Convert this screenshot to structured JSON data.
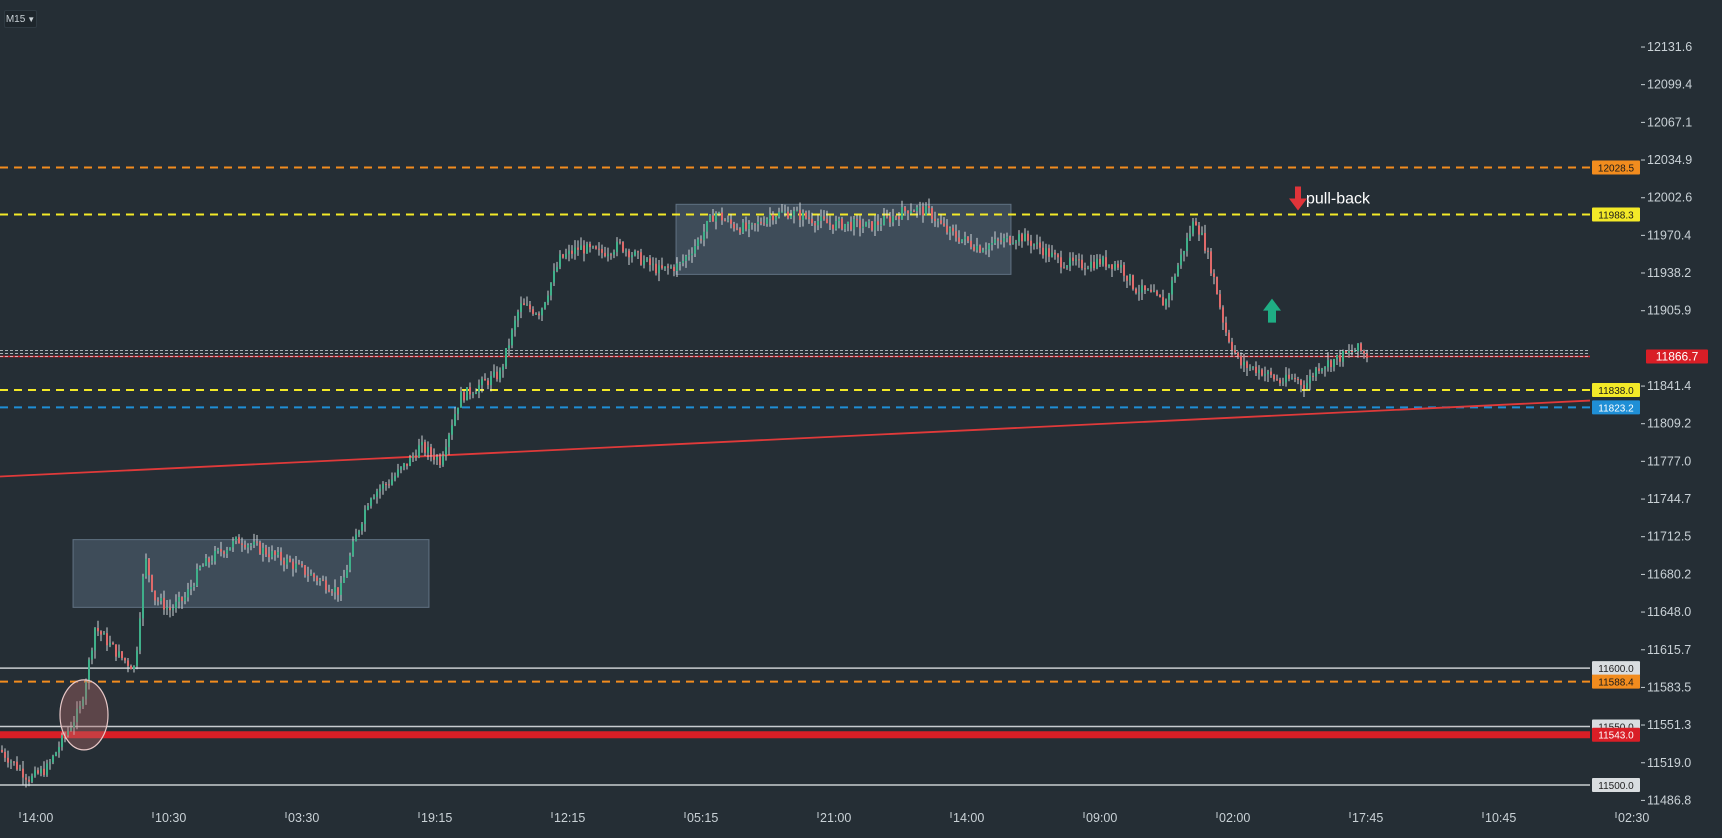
{
  "toolbar": {
    "timeframe": "M15",
    "caret_icon": "chevron-down-icon"
  },
  "chart_data": {
    "type": "candlestick",
    "y_axis": {
      "range": [
        11476,
        12165
      ],
      "ticks": [
        12131.6,
        12099.4,
        12067.1,
        12034.9,
        12002.6,
        11970.4,
        11938.2,
        11905.9,
        11841.4,
        11809.2,
        11777.0,
        11744.7,
        11712.5,
        11680.2,
        11648.0,
        11615.7,
        11583.5,
        11551.3,
        11519.0,
        11486.8
      ],
      "tick_labels": [
        "12131.6",
        "12099.4",
        "12067.1",
        "12034.9",
        "12002.6",
        "11970.4",
        "11938.2",
        "11905.9",
        "11841.4",
        "11809.2",
        "11777.0",
        "11744.7",
        "11712.5",
        "11680.2",
        "11648.0",
        "11615.7",
        "11583.5",
        "11551.3",
        "11519.0",
        "11486.8"
      ]
    },
    "x_axis": {
      "tick_labels": [
        "14:00",
        "10:30",
        "03:30",
        "19:15",
        "12:15",
        "05:15",
        "21:00",
        "14:00",
        "09:00",
        "02:00",
        "17:45",
        "10:45",
        "02:30"
      ]
    },
    "price_path": [
      [
        0,
        11530
      ],
      [
        30,
        11505
      ],
      [
        48,
        11515
      ],
      [
        60,
        11535
      ],
      [
        80,
        11565
      ],
      [
        88,
        11600
      ],
      [
        95,
        11635
      ],
      [
        105,
        11625
      ],
      [
        120,
        11610
      ],
      [
        135,
        11600
      ],
      [
        145,
        11695
      ],
      [
        155,
        11660
      ],
      [
        170,
        11650
      ],
      [
        185,
        11660
      ],
      [
        200,
        11685
      ],
      [
        220,
        11700
      ],
      [
        240,
        11710
      ],
      [
        265,
        11700
      ],
      [
        290,
        11690
      ],
      [
        320,
        11675
      ],
      [
        340,
        11665
      ],
      [
        355,
        11710
      ],
      [
        370,
        11748
      ],
      [
        390,
        11760
      ],
      [
        410,
        11778
      ],
      [
        420,
        11790
      ],
      [
        440,
        11778
      ],
      [
        460,
        11832
      ],
      [
        480,
        11842
      ],
      [
        500,
        11852
      ],
      [
        520,
        11910
      ],
      [
        540,
        11905
      ],
      [
        560,
        11950
      ],
      [
        580,
        11960
      ],
      [
        600,
        11955
      ],
      [
        620,
        11962
      ],
      [
        640,
        11950
      ],
      [
        660,
        11940
      ],
      [
        680,
        11945
      ],
      [
        700,
        11968
      ],
      [
        715,
        11990
      ],
      [
        730,
        11980
      ],
      [
        750,
        11975
      ],
      [
        770,
        11988
      ],
      [
        790,
        11990
      ],
      [
        810,
        11985
      ],
      [
        830,
        11980
      ],
      [
        850,
        11980
      ],
      [
        870,
        11978
      ],
      [
        890,
        11985
      ],
      [
        910,
        11994
      ],
      [
        930,
        11990
      ],
      [
        945,
        11975
      ],
      [
        960,
        11968
      ],
      [
        980,
        11960
      ],
      [
        1000,
        11965
      ],
      [
        1020,
        11970
      ],
      [
        1040,
        11960
      ],
      [
        1060,
        11948
      ],
      [
        1080,
        11945
      ],
      [
        1100,
        11948
      ],
      [
        1120,
        11945
      ],
      [
        1135,
        11925
      ],
      [
        1150,
        11920
      ],
      [
        1165,
        11912
      ],
      [
        1180,
        11950
      ],
      [
        1195,
        11985
      ],
      [
        1205,
        11962
      ],
      [
        1215,
        11930
      ],
      [
        1225,
        11890
      ],
      [
        1240,
        11860
      ],
      [
        1260,
        11855
      ],
      [
        1280,
        11845
      ],
      [
        1295,
        11848
      ],
      [
        1305,
        11842
      ],
      [
        1318,
        11858
      ],
      [
        1330,
        11862
      ],
      [
        1345,
        11868
      ],
      [
        1358,
        11873
      ],
      [
        1368,
        11867
      ]
    ],
    "horizontal_lines": [
      {
        "label": "12028.5",
        "value": 12028.5,
        "color": "#f28c1e",
        "style": "dashed"
      },
      {
        "label": "11988.3",
        "value": 11988.3,
        "color": "#f3e928",
        "style": "dashed"
      },
      {
        "label": "11866.7",
        "value": 11866.7,
        "color": "#d91e26",
        "style": "solid-current"
      },
      {
        "label": "11838.0",
        "value": 11838.0,
        "color": "#f3e928",
        "style": "dashed"
      },
      {
        "label": "11823.2",
        "value": 11823.2,
        "color": "#1f8fd6",
        "style": "dashed"
      },
      {
        "label": "11600.0",
        "value": 11600.0,
        "color": "#c9cdd0",
        "style": "solid"
      },
      {
        "label": "11588.4",
        "value": 11588.4,
        "color": "#f28c1e",
        "style": "dashed"
      },
      {
        "label": "11550.0",
        "value": 11550.0,
        "color": "#c9cdd0",
        "style": "solid"
      },
      {
        "label": "11543.0",
        "value": 11543.0,
        "color": "#d91e26",
        "style": "thick"
      },
      {
        "label": "11500.0",
        "value": 11500.0,
        "color": "#c9cdd0",
        "style": "solid"
      }
    ],
    "trendline": {
      "from": [
        0,
        11764
      ],
      "to": [
        1590,
        11829
      ],
      "color": "#e03a3a"
    },
    "zones": [
      {
        "x1": 73,
        "x2": 429,
        "y_top": 11710,
        "y_bottom": 11652
      },
      {
        "x1": 676,
        "x2": 1011,
        "y_top": 11997,
        "y_bottom": 11937
      }
    ],
    "annotations": [
      {
        "type": "ellipse",
        "cx": 84,
        "cy": 11560
      },
      {
        "type": "arrow-up",
        "x": 1272,
        "y": 11906,
        "color": "#1fae84"
      },
      {
        "type": "arrow-down",
        "x": 1298,
        "y": 12002,
        "color": "#e0343a",
        "text": "pull-back"
      }
    ],
    "colors": {
      "background": "#252e35",
      "axis_text": "#c9d1d6",
      "candle_up": "#3fb08a",
      "candle_down": "#e06a6a",
      "zone": "#6a7f95"
    }
  }
}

## [Required work]
Take the listing and print it again exactly, but without any pictures.

## [Output of the task]
Convert this screenshot to structured JSON data.
{
  "toolbar": {
    "timeframe": "M15",
    "caret_icon": "chevron-down-icon"
  },
  "chart_data": {
    "type": "candlestick",
    "y_axis": {
      "range": [
        11476,
        12165
      ],
      "ticks": [
        12131.6,
        12099.4,
        12067.1,
        12034.9,
        12002.6,
        11970.4,
        11938.2,
        11905.9,
        11841.4,
        11809.2,
        11777.0,
        11744.7,
        11712.5,
        11680.2,
        11648.0,
        11615.7,
        11583.5,
        11551.3,
        11519.0,
        11486.8
      ],
      "tick_labels": [
        "12131.6",
        "12099.4",
        "12067.1",
        "12034.9",
        "12002.6",
        "11970.4",
        "11938.2",
        "11905.9",
        "11841.4",
        "11809.2",
        "11777.0",
        "11744.7",
        "11712.5",
        "11680.2",
        "11648.0",
        "11615.7",
        "11583.5",
        "11551.3",
        "11519.0",
        "11486.8"
      ]
    },
    "x_axis": {
      "tick_labels": [
        "14:00",
        "10:30",
        "03:30",
        "19:15",
        "12:15",
        "05:15",
        "21:00",
        "14:00",
        "09:00",
        "02:00",
        "17:45",
        "10:45",
        "02:30"
      ]
    },
    "price_path": [
      [
        0,
        11530
      ],
      [
        30,
        11505
      ],
      [
        48,
        11515
      ],
      [
        60,
        11535
      ],
      [
        80,
        11565
      ],
      [
        88,
        11600
      ],
      [
        95,
        11635
      ],
      [
        105,
        11625
      ],
      [
        120,
        11610
      ],
      [
        135,
        11600
      ],
      [
        145,
        11695
      ],
      [
        155,
        11660
      ],
      [
        170,
        11650
      ],
      [
        185,
        11660
      ],
      [
        200,
        11685
      ],
      [
        220,
        11700
      ],
      [
        240,
        11710
      ],
      [
        265,
        11700
      ],
      [
        290,
        11690
      ],
      [
        320,
        11675
      ],
      [
        340,
        11665
      ],
      [
        355,
        11710
      ],
      [
        370,
        11748
      ],
      [
        390,
        11760
      ],
      [
        410,
        11778
      ],
      [
        420,
        11790
      ],
      [
        440,
        11778
      ],
      [
        460,
        11832
      ],
      [
        480,
        11842
      ],
      [
        500,
        11852
      ],
      [
        520,
        11910
      ],
      [
        540,
        11905
      ],
      [
        560,
        11950
      ],
      [
        580,
        11960
      ],
      [
        600,
        11955
      ],
      [
        620,
        11962
      ],
      [
        640,
        11950
      ],
      [
        660,
        11940
      ],
      [
        680,
        11945
      ],
      [
        700,
        11968
      ],
      [
        715,
        11990
      ],
      [
        730,
        11980
      ],
      [
        750,
        11975
      ],
      [
        770,
        11988
      ],
      [
        790,
        11990
      ],
      [
        810,
        11985
      ],
      [
        830,
        11980
      ],
      [
        850,
        11980
      ],
      [
        870,
        11978
      ],
      [
        890,
        11985
      ],
      [
        910,
        11994
      ],
      [
        930,
        11990
      ],
      [
        945,
        11975
      ],
      [
        960,
        11968
      ],
      [
        980,
        11960
      ],
      [
        1000,
        11965
      ],
      [
        1020,
        11970
      ],
      [
        1040,
        11960
      ],
      [
        1060,
        11948
      ],
      [
        1080,
        11945
      ],
      [
        1100,
        11948
      ],
      [
        1120,
        11945
      ],
      [
        1135,
        11925
      ],
      [
        1150,
        11920
      ],
      [
        1165,
        11912
      ],
      [
        1180,
        11950
      ],
      [
        1195,
        11985
      ],
      [
        1205,
        11962
      ],
      [
        1215,
        11930
      ],
      [
        1225,
        11890
      ],
      [
        1240,
        11860
      ],
      [
        1260,
        11855
      ],
      [
        1280,
        11845
      ],
      [
        1295,
        11848
      ],
      [
        1305,
        11842
      ],
      [
        1318,
        11858
      ],
      [
        1330,
        11862
      ],
      [
        1345,
        11868
      ],
      [
        1358,
        11873
      ],
      [
        1368,
        11867
      ]
    ],
    "horizontal_lines": [
      {
        "label": "12028.5",
        "value": 12028.5,
        "color": "#f28c1e",
        "style": "dashed"
      },
      {
        "label": "11988.3",
        "value": 11988.3,
        "color": "#f3e928",
        "style": "dashed"
      },
      {
        "label": "11866.7",
        "value": 11866.7,
        "color": "#d91e26",
        "style": "solid-current"
      },
      {
        "label": "11838.0",
        "value": 11838.0,
        "color": "#f3e928",
        "style": "dashed"
      },
      {
        "label": "11823.2",
        "value": 11823.2,
        "color": "#1f8fd6",
        "style": "dashed"
      },
      {
        "label": "11600.0",
        "value": 11600.0,
        "color": "#c9cdd0",
        "style": "solid"
      },
      {
        "label": "11588.4",
        "value": 11588.4,
        "color": "#f28c1e",
        "style": "dashed"
      },
      {
        "label": "11550.0",
        "value": 11550.0,
        "color": "#c9cdd0",
        "style": "solid"
      },
      {
        "label": "11543.0",
        "value": 11543.0,
        "color": "#d91e26",
        "style": "thick"
      },
      {
        "label": "11500.0",
        "value": 11500.0,
        "color": "#c9cdd0",
        "style": "solid"
      }
    ],
    "trendline": {
      "from": [
        0,
        11764
      ],
      "to": [
        1590,
        11829
      ],
      "color": "#e03a3a"
    },
    "zones": [
      {
        "x1": 73,
        "x2": 429,
        "y_top": 11710,
        "y_bottom": 11652
      },
      {
        "x1": 676,
        "x2": 1011,
        "y_top": 11997,
        "y_bottom": 11937
      }
    ],
    "annotations": [
      {
        "type": "ellipse",
        "cx": 84,
        "cy": 11560
      },
      {
        "type": "arrow-up",
        "x": 1272,
        "y": 11906,
        "color": "#1fae84"
      },
      {
        "type": "arrow-down",
        "x": 1298,
        "y": 12002,
        "color": "#e0343a",
        "text": "pull-back"
      }
    ],
    "colors": {
      "background": "#252e35",
      "axis_text": "#c9d1d6",
      "candle_up": "#3fb08a",
      "candle_down": "#e06a6a",
      "zone": "#6a7f95"
    }
  }
}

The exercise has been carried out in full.